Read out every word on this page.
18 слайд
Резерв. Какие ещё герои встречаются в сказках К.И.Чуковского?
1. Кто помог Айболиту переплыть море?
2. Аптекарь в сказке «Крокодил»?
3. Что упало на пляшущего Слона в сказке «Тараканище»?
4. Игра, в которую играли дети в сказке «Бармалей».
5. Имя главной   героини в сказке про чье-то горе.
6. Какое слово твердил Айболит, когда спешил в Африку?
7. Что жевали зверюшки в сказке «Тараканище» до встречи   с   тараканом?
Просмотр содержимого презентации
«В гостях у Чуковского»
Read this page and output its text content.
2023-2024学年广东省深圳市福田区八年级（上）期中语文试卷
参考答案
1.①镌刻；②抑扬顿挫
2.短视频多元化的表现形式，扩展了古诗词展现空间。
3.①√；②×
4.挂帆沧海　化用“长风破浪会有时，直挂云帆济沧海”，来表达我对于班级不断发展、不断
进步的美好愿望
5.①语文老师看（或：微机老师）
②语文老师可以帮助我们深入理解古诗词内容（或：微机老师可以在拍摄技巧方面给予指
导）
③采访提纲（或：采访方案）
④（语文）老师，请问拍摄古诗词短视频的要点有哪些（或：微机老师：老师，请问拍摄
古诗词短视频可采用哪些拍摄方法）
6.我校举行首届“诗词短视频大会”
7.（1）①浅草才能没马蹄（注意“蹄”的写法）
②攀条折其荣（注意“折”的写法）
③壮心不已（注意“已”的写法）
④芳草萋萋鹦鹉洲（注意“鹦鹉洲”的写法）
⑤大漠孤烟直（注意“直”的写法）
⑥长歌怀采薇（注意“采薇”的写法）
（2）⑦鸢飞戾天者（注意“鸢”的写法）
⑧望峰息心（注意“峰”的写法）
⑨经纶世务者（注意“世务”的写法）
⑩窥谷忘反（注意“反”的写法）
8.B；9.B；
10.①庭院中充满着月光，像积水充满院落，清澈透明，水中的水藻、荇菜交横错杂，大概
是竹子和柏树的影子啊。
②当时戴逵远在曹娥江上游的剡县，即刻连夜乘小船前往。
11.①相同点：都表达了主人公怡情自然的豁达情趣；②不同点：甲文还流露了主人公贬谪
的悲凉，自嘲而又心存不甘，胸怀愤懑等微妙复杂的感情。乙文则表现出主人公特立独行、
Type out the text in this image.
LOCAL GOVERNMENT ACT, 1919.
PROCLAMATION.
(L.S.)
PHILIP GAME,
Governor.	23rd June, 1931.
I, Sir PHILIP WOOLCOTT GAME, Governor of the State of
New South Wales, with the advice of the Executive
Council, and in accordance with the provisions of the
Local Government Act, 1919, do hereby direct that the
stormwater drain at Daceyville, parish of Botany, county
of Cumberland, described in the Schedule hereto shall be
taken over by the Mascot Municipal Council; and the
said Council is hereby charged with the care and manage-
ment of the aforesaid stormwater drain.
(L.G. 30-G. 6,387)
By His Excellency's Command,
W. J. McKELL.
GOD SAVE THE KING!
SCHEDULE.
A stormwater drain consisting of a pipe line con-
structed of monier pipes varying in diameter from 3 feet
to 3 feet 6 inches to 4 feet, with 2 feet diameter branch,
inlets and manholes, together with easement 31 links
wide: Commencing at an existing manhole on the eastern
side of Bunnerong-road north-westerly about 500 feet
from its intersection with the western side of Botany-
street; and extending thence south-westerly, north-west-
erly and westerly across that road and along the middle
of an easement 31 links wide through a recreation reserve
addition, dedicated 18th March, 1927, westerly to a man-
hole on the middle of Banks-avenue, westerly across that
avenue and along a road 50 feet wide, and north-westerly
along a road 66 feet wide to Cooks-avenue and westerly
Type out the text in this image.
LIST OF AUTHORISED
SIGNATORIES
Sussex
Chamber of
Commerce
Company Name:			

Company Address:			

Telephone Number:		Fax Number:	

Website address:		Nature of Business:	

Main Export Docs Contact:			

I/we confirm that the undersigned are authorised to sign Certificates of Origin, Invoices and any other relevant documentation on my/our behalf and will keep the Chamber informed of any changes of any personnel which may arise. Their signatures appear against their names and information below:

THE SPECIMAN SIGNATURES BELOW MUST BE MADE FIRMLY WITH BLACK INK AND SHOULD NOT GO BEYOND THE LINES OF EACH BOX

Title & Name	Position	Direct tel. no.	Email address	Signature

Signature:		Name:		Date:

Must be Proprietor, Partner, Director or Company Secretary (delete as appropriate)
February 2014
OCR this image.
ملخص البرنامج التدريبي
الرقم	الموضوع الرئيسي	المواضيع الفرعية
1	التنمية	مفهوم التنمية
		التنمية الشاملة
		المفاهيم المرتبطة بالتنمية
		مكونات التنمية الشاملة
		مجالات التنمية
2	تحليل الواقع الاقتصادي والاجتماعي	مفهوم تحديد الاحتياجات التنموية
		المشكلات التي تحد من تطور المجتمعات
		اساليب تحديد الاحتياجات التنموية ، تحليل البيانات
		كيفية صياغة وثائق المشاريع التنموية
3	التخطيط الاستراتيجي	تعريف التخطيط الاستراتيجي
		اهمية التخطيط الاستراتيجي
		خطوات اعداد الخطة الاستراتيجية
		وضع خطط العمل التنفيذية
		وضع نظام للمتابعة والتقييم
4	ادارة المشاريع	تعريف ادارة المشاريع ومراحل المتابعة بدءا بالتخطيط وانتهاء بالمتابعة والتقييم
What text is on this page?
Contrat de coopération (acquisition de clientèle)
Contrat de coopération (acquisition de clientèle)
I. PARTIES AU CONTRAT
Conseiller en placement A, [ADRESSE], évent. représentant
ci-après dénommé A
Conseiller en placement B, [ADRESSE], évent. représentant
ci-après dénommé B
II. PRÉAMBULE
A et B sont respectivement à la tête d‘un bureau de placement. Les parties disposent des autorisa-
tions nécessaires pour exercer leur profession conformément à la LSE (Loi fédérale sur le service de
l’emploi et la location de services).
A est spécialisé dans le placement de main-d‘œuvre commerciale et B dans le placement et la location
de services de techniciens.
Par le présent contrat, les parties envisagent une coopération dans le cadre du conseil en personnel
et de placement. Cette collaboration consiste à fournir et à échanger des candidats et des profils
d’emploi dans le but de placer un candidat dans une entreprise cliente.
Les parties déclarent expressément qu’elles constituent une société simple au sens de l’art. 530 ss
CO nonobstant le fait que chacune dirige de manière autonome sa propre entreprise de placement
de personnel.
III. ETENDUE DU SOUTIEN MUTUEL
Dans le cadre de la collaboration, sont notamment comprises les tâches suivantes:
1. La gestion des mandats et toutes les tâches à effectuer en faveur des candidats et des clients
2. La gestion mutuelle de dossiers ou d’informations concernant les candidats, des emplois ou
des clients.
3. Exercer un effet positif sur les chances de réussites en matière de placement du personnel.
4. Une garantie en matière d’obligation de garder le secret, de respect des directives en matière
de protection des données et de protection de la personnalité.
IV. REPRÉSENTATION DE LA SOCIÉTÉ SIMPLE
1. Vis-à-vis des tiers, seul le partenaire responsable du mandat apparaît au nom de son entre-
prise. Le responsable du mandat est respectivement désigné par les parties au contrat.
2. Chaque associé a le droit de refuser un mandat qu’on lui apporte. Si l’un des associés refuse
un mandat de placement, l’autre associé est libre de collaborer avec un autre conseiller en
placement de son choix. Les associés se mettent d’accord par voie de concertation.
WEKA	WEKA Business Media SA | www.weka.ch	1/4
==============================
Problem statement —
Pull out every line holding "personnel" from the records above, and copy it.

Correct answer —
I/we confirm that the undersigned are authorised to sign Certificates of Origin, Invoices and any other relevant documentation on my/our behalf and will keep the Chamber informed of any changes of any personnel which may arise. Their signatures appear against their names and information below:
Par le présent contrat, les parties envisagent une coopération dans le cadre du conseil en personnel
de personnel.
3. Exercer un effet positif sur les chances de réussites en matière de placement du personnel.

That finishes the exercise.